** begin SELECTED EXTRACT **

One step beyond Lind: What is America’s geopolitical strategy?

Part X of a series about America’s new Long War

First, we would have to adopt a realistic strategic goal, one that might be attainable. The present strategic goal of turning Afghanistan into a modern, secular, capitalist state with “equal rights for women” and similar claptrap lies in the in realm of fantasy.
— William Lind, On War #237 , 15 October 2007

Can America Have “Realistic Strategic Goals”?

Lind’s analysis (brilliant as usual) raises an uncomfortable question: are his recommendations reasonable, or do they too lie in the realm of fantasy? After all, when did America last have a reasonable geo-political strategy? Is this an impossible thing to ask of our current ruling elites?

A great nation needs a clear and simple geopolitical strategy. They focus one’s strengthand limited resources, and allow allies to easily coordinate their actions with ours.

** end SELECTED EXTRACT **
** begin SUPPLIED DATA **

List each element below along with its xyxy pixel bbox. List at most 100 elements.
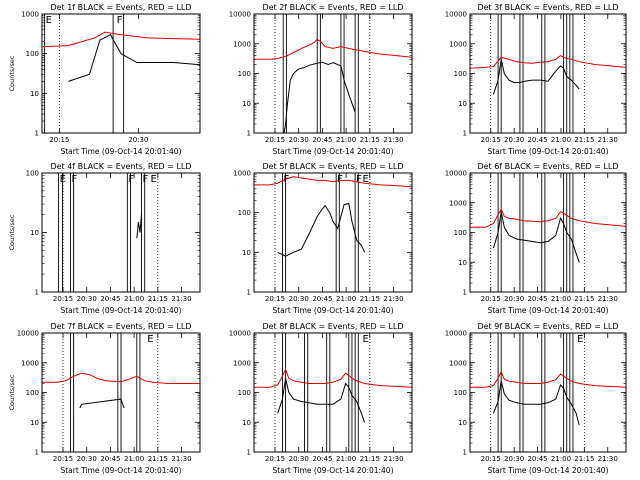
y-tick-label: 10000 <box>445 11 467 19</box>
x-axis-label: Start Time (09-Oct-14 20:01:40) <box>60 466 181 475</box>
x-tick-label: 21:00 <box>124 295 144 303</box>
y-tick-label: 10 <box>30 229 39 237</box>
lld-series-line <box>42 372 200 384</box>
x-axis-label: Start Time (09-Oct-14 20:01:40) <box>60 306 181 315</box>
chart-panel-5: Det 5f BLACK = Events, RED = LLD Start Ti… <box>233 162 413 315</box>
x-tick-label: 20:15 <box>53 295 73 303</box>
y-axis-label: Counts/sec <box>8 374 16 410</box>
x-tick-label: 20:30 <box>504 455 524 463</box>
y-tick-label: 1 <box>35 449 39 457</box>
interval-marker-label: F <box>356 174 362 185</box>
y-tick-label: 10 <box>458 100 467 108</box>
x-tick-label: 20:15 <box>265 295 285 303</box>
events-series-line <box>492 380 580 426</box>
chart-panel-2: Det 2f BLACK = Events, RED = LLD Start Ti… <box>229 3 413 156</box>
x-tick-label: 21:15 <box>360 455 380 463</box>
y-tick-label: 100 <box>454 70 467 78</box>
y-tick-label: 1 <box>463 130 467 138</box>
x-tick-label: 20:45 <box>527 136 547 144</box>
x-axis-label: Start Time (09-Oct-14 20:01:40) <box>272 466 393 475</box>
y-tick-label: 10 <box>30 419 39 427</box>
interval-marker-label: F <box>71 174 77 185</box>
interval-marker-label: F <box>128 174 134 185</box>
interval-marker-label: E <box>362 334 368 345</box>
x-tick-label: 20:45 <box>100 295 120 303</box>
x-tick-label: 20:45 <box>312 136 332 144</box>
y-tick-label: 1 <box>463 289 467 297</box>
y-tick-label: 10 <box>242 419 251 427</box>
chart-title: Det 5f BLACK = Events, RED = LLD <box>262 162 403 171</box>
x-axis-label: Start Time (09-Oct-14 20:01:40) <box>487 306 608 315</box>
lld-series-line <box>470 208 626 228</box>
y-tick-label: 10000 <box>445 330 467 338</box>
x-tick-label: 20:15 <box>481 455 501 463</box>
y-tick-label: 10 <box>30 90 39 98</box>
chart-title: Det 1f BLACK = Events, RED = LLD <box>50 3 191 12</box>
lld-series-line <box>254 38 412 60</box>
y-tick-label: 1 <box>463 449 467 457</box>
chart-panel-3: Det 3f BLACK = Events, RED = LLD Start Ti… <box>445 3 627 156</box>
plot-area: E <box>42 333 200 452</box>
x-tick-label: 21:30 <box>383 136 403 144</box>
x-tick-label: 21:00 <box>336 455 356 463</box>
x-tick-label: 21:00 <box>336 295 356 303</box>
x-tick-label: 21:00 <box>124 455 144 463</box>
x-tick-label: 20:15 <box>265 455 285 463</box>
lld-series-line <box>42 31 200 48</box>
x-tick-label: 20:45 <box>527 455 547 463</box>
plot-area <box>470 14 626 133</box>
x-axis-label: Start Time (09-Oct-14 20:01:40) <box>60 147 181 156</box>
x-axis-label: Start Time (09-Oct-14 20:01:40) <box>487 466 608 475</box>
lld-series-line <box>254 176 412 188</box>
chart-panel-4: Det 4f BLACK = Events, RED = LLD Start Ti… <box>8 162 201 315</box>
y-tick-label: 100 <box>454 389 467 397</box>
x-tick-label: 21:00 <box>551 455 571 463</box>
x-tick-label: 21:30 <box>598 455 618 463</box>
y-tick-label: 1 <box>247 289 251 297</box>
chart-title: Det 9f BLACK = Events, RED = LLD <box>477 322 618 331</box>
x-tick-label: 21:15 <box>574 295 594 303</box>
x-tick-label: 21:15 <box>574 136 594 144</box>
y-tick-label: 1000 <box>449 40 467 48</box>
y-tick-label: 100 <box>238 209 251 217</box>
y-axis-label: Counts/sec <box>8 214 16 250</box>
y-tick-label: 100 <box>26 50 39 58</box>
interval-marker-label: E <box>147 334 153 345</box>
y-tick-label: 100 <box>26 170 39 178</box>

** end SUPPLIED DATA **

--- WRITTEN TASKS ---
1. Decide whether each statement agrees with the essay on America's geopolitical strategy, answering yes or no and quoting the deciding words: (a) The quoted passage is attributed to William Lind's On War #237 of 15 October 2007. (b) The essay calls Lind's analysis weak. (c) The essay holds that a great nation needs a complex geopolitical strategy.
2. Turn the rows between the lines holding "y-tick-label: 10000 <box>445 11 467 19</box>" and "x-axis-label: Start Time (09-Oct-14 20:01:40) <box>60 306", inclusive, into a Markdown table with the columns n and Line, numbering each line and omitting blank lines.
The essay and the rows are unrelated to each other.

--- ANSWERS BY TASK ---
1.
(a) Yes: "— William Lind, On War #237 , 15 October 2007"
(b) No: "Lind’s analysis (brilliant as usual)"
(c) No: "A great nation needs a clear and simple geopolitical strategy."

2.
| n | Line |
|---|---|
| 1 | y-tick-label: 10000 <box>445 11 467 19</box> |
| 2 | x-axis-label: Start Time (09-Oct-14 20:01:40) <box>60 466 181 475</box> |
| 3 | x-tick-label: 21:00 <box>124 295 144 303</box> |
| 4 | y-tick-label: 10 <box>30 229 39 237</box> |
| 5 | lld-series-line <box>42 372 200 384</box> |
| 6 | x-axis-label: Start Time (09-Oct-14 20:01:40) <box>60 306 181 315</box> |